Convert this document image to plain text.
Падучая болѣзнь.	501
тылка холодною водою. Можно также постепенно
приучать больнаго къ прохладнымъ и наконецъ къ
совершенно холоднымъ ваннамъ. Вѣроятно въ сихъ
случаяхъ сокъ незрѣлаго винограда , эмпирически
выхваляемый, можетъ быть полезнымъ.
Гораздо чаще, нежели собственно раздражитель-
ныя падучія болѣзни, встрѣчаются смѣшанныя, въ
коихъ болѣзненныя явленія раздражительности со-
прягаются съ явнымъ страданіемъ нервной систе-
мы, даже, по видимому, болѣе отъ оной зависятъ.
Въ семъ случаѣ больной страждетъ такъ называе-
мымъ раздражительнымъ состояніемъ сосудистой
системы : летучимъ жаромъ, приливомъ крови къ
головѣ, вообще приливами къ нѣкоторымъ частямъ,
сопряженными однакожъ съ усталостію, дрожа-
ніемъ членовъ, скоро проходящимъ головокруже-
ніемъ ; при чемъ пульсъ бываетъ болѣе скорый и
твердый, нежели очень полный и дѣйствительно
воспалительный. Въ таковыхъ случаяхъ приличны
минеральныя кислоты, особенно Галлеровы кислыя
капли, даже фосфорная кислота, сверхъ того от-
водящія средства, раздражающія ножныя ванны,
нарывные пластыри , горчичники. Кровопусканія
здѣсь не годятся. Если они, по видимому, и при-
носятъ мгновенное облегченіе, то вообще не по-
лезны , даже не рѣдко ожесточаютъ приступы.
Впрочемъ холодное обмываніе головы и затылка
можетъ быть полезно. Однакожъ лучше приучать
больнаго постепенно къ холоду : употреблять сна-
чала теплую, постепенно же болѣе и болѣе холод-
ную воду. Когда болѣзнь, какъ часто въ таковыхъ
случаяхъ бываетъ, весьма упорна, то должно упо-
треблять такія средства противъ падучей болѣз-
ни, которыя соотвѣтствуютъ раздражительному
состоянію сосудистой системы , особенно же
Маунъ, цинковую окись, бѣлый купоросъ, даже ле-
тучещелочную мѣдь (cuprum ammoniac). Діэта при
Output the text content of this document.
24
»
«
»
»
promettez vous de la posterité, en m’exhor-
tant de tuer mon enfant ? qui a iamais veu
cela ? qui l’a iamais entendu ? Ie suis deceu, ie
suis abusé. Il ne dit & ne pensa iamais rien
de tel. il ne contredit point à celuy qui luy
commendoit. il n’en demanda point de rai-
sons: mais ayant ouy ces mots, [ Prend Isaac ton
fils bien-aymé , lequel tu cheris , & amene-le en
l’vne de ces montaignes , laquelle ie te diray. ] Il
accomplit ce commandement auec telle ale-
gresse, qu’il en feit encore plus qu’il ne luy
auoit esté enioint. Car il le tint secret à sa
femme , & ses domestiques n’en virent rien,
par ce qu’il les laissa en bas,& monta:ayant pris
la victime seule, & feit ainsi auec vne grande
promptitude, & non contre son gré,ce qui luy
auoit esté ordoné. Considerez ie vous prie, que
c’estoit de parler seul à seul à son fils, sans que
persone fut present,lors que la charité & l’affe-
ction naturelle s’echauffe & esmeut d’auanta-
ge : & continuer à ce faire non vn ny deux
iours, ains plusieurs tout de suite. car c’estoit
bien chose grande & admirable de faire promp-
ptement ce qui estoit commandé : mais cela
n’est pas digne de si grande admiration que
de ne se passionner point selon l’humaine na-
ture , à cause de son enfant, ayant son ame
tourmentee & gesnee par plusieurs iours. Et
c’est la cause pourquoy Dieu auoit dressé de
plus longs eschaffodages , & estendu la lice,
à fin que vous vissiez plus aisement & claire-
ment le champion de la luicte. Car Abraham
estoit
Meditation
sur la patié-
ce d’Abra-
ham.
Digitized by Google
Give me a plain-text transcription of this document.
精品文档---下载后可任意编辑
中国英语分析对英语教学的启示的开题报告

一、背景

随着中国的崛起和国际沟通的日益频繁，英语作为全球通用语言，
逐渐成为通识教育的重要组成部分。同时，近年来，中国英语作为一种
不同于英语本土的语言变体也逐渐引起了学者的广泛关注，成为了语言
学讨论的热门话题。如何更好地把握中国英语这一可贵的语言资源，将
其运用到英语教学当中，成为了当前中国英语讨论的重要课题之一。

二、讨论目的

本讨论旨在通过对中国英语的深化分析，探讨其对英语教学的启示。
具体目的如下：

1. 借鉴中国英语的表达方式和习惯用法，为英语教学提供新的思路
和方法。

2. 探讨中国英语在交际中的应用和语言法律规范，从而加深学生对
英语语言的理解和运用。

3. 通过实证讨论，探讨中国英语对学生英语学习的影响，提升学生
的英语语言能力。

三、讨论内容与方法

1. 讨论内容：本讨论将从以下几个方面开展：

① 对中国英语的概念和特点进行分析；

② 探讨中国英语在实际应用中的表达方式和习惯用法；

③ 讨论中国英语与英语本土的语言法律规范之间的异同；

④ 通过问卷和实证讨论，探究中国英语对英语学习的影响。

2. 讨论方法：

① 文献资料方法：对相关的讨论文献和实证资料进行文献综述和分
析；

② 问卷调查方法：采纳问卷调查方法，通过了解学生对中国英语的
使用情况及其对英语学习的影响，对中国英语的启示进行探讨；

• • • • • • •

> _What to work on_
Count the lines that include the word "auec" and state the result as a bare number.

> _Written answer_
2